** START Document segment **

For students in their first or second years of study, upon recommendation of the English Department

ENGL 205

Literature and the Inarticulate

This course features literary texts that reflect diverse forms of language trouble, including “baby talk,” nonsense, stuttering, autism, Tourette’s syndrome, and muteness. Writers may include Lewis Carroll, Carson McCullers, Larry Eigner, and filmmaker Jane Campion.

Literary Studies LS
Writing Level 1 W1
ENGL 220

Short Fiction

Close readings of short narrative fiction from several cultural and linguistic traditions, through which students develop a vocabulary of technical and formal terms for the study of narrative.

Literary Studies LS
Writing Level 1 W1
ENGL 221

Poetry

Close readings of poems from the Renaissance to the present day.

Literary Studies LS
Writing Level 1 W1
ENGL 222

Drama

An introduction to the various periods and genres of world drama.

Literary Studies LS
Writing Level 1 W1
ENGL 223

Literary & Cinematic Adaptations

Study of short novels and the films made from them that introduces students, via the practice of close reading, to the specifically literary and cinematic properties of each form. The course interrogates the idea that cinematic adaptations of literary works must necessarily be thought of in terms of success and failure, that is, in terms of fidelity.

** END Document segment **
** START Extracted material **

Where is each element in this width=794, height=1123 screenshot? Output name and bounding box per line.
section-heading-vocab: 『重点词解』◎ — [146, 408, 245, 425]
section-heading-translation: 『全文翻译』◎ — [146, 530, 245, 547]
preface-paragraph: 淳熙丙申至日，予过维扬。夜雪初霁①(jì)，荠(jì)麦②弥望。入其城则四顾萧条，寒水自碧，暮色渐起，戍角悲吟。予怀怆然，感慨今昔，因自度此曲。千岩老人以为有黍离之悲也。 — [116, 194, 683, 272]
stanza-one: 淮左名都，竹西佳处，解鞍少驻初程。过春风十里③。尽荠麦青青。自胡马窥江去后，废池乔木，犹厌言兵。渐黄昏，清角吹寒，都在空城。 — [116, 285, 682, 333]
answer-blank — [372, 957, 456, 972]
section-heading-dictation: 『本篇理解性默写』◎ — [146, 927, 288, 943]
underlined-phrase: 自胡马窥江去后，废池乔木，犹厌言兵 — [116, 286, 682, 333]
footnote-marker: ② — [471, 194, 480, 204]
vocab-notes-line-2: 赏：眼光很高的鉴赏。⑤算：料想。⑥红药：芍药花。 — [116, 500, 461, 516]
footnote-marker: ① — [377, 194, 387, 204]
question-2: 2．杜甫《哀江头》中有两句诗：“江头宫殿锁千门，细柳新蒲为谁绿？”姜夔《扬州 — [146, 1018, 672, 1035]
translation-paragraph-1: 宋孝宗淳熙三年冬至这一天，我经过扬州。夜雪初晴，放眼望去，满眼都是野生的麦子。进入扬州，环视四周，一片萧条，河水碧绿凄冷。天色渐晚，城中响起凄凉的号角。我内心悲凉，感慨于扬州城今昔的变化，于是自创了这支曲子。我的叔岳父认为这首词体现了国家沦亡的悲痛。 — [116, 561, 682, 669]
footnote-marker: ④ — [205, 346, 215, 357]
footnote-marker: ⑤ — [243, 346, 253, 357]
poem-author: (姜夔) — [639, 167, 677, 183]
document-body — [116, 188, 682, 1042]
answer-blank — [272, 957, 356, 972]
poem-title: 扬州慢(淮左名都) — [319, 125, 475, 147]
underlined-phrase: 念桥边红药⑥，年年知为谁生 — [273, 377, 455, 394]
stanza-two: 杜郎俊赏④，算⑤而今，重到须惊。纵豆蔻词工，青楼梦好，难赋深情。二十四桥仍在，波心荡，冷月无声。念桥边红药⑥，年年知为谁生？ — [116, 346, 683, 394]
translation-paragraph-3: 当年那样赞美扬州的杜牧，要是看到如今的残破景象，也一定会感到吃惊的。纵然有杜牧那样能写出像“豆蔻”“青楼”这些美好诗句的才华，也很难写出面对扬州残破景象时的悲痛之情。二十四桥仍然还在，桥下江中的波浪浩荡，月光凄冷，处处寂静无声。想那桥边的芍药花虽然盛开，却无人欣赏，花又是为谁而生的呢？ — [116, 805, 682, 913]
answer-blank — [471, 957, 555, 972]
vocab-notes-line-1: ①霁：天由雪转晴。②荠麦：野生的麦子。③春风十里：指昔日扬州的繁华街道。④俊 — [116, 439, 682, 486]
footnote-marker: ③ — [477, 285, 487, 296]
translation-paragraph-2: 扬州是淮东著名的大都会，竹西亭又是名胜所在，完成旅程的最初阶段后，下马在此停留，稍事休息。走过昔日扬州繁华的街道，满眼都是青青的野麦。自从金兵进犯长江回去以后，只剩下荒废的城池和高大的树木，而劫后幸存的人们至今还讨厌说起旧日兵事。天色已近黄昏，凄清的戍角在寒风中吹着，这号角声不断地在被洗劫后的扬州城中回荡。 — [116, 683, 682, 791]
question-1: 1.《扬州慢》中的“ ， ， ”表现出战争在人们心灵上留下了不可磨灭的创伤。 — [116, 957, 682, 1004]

** END Extracted material **

_Problems to work on_
a) Answer these about the English course listings, one answer per line:
(i) Which filmmaker may be included in ENGL 205?
(ii) From what period to what period do the poems in ENGL 221 range?
(iii) In what terms does ENGL 223 question the need to judge cinematic adaptations?
b) Carry on the English course listings from the point where they stop.

_Expected responses_
a)
(i) Jane Campion
(ii) From the Renaissance to the present day
(iii) In terms of success and failure, that is, in terms of fidelity

b)
Literary Studies LS
Writing Level 1 W1
ENGL 235

American Non-fiction Narrative

This course studies book-length non-fiction literary narratives from Indian captivity narratives and slave narratives to nature writing, social documentary, “new journalism” and “nonfiction novels,” and other manifestations up to the present. Writers may include Thoreau, Agee, Didion, Herr, Mailer, Orleans, and Eggers.

Literary Studies LS
Writing Level 1 W1
ENGL 238

Chaucer's Canterbury Tales

A study of the diverse genres within Chaucer’s Canterbury Tales, read in Middle English.

Literary Studies LS
Writing Level 1 W1
ENGL 239

Arthurian Literature

The evolution of the Arthurian canon in English, from the 14th century to the present.

Literary Studies LS
Writing Level 1 W1
ENGL 243

Gothic Literature

This course explores the Gothic from its first appearance in the middle of the 1700’s to its current deployment in film and popular culture. Reading works by Walpole, Lewis, Shelley, Stoker, Stevenson, and others, students study the conditions that made the Gothic possible, the coherence of the conventions that organize it, and the rich variety of the authors ranged under its standard. In this course students examine the different ways that it manages (or fails to manage) historically specific problems of sexual, political, and racial difference.

Literary Studies LS
Writing Level 1 W1
ENGL 245

African Novel

Novels from the 1950s to the present that reflect Africa’s diverse cultures and history.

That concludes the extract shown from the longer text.